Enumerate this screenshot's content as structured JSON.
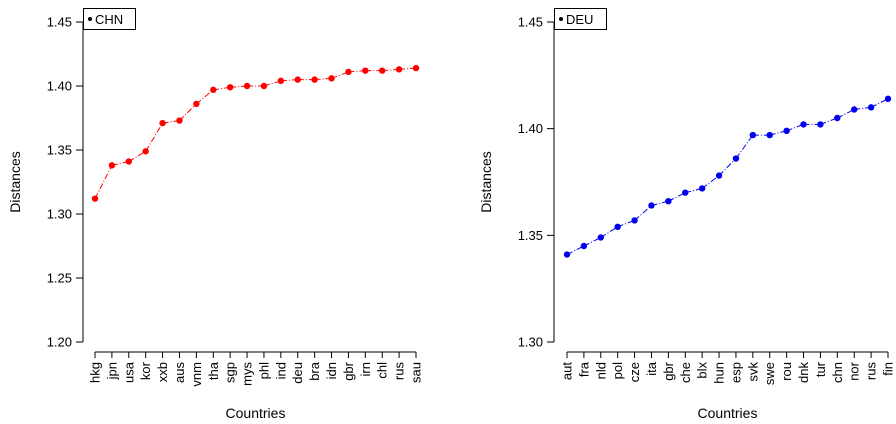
{
  "chart_data": [
    {
      "type": "line",
      "legend": "CHN",
      "legend_position": "top-left",
      "xlabel": "Countries",
      "ylabel": "Distances",
      "ylim": [
        1.2,
        1.45
      ],
      "yticks": [
        "1.20",
        "1.25",
        "1.30",
        "1.35",
        "1.40",
        "1.45"
      ],
      "color": "#ff0000",
      "categories": [
        "hkg",
        "jpn",
        "usa",
        "kor",
        "xxb",
        "aus",
        "vnm",
        "tha",
        "sgp",
        "mys",
        "phl",
        "ind",
        "deu",
        "bra",
        "idn",
        "gbr",
        "irn",
        "chl",
        "rus",
        "sau"
      ],
      "values": [
        1.312,
        1.338,
        1.341,
        1.349,
        1.371,
        1.373,
        1.386,
        1.397,
        1.399,
        1.4,
        1.4,
        1.404,
        1.405,
        1.405,
        1.406,
        1.411,
        1.412,
        1.412,
        1.413,
        1.414
      ]
    },
    {
      "type": "line",
      "legend": "DEU",
      "legend_position": "top-left",
      "xlabel": "Countries",
      "ylabel": "Distances",
      "ylim": [
        1.3,
        1.45
      ],
      "yticks": [
        "1.30",
        "1.35",
        "1.40",
        "1.45"
      ],
      "color": "#0000ee",
      "categories": [
        "aut",
        "fra",
        "nld",
        "pol",
        "cze",
        "ita",
        "gbr",
        "che",
        "blx",
        "hun",
        "esp",
        "svk",
        "swe",
        "rou",
        "dnk",
        "tur",
        "chn",
        "nor",
        "rus",
        "fin"
      ],
      "values": [
        1.341,
        1.345,
        1.349,
        1.354,
        1.357,
        1.364,
        1.366,
        1.37,
        1.372,
        1.378,
        1.386,
        1.397,
        1.397,
        1.399,
        1.402,
        1.402,
        1.405,
        1.409,
        1.41,
        1.414
      ]
    }
  ]
}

-=-=-=-=-

Repeat all of the records verbatim, leaving out the pictures.

Enumerate this screenshot's content as structured JSON.
{
  "chart_data": [
    {
      "type": "line",
      "legend": "CHN",
      "legend_position": "top-left",
      "xlabel": "Countries",
      "ylabel": "Distances",
      "ylim": [
        1.2,
        1.45
      ],
      "yticks": [
        "1.20",
        "1.25",
        "1.30",
        "1.35",
        "1.40",
        "1.45"
      ],
      "color": "#ff0000",
      "categories": [
        "hkg",
        "jpn",
        "usa",
        "kor",
        "xxb",
        "aus",
        "vnm",
        "tha",
        "sgp",
        "mys",
        "phl",
        "ind",
        "deu",
        "bra",
        "idn",
        "gbr",
        "irn",
        "chl",
        "rus",
        "sau"
      ],
      "values": [
        1.312,
        1.338,
        1.341,
        1.349,
        1.371,
        1.373,
        1.386,
        1.397,
        1.399,
        1.4,
        1.4,
        1.404,
        1.405,
        1.405,
        1.406,
        1.411,
        1.412,
        1.412,
        1.413,
        1.414
      ]
    },
    {
      "type": "line",
      "legend": "DEU",
      "legend_position": "top-left",
      "xlabel": "Countries",
      "ylabel": "Distances",
      "ylim": [
        1.3,
        1.45
      ],
      "yticks": [
        "1.30",
        "1.35",
        "1.40",
        "1.45"
      ],
      "color": "#0000ee",
      "categories": [
        "aut",
        "fra",
        "nld",
        "pol",
        "cze",
        "ita",
        "gbr",
        "che",
        "blx",
        "hun",
        "esp",
        "svk",
        "swe",
        "rou",
        "dnk",
        "tur",
        "chn",
        "nor",
        "rus",
        "fin"
      ],
      "values": [
        1.341,
        1.345,
        1.349,
        1.354,
        1.357,
        1.364,
        1.366,
        1.37,
        1.372,
        1.378,
        1.386,
        1.397,
        1.397,
        1.399,
        1.402,
        1.402,
        1.405,
        1.409,
        1.41,
        1.414
      ]
    }
  ]
}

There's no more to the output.